▸ Your goal: Report all lines holding "speaker".

▸ Listing:
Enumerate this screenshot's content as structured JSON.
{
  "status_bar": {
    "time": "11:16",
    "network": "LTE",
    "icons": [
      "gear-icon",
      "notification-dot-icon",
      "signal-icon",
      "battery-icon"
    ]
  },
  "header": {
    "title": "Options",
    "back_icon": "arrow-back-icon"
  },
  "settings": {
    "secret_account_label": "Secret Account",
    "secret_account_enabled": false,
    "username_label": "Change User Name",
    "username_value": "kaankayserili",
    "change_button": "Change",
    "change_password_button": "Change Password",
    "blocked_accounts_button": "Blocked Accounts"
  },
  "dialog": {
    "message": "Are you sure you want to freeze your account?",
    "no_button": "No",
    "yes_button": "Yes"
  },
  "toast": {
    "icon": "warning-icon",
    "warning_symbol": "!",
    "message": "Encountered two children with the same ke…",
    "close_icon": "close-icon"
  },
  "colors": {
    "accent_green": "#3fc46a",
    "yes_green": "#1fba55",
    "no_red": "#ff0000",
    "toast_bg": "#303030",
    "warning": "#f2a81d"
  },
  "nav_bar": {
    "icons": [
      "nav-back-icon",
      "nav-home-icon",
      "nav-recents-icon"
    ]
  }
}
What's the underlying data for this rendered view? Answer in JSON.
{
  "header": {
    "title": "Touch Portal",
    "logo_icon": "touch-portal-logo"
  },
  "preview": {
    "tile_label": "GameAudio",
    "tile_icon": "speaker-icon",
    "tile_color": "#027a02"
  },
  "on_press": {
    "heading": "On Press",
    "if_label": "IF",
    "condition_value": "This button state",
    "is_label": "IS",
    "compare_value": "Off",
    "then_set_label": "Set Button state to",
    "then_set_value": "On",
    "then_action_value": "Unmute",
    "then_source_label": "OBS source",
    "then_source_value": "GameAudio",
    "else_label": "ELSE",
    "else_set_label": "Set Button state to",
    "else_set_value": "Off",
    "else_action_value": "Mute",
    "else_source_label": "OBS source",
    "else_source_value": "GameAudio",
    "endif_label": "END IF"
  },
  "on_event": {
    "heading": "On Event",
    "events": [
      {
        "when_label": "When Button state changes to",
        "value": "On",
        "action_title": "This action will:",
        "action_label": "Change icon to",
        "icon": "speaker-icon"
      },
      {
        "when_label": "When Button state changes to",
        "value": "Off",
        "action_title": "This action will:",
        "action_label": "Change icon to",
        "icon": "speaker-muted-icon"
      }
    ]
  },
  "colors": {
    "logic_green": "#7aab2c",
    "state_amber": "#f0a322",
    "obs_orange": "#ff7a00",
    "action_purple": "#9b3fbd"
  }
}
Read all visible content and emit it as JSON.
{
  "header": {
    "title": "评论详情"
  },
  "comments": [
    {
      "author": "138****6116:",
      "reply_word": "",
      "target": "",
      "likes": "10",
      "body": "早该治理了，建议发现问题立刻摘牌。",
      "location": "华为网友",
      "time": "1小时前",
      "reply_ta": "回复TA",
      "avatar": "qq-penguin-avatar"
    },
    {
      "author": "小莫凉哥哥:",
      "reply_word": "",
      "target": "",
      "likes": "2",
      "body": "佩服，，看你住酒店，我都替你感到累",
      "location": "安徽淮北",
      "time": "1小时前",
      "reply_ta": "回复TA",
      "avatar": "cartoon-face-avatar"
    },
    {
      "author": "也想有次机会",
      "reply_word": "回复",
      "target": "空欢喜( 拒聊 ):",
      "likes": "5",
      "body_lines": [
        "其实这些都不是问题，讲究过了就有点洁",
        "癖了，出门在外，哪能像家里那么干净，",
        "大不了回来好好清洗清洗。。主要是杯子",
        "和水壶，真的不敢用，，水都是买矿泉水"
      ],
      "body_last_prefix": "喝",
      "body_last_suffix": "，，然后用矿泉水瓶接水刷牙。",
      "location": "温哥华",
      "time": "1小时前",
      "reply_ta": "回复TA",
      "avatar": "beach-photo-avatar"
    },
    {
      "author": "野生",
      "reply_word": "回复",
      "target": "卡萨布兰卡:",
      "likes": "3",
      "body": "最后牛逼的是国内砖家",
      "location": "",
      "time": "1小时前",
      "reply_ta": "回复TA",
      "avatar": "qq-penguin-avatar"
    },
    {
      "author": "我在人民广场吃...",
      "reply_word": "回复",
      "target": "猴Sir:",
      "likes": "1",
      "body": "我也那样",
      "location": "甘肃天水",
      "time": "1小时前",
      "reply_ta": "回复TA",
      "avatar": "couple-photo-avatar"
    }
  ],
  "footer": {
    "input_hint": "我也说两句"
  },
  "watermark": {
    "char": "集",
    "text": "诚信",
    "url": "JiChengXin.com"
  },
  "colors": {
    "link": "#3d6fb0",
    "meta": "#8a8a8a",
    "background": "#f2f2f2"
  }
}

▸ Response:
    "tile_icon": "speaker-icon",
        "icon": "speaker-icon"
        "icon": "speaker-muted-icon"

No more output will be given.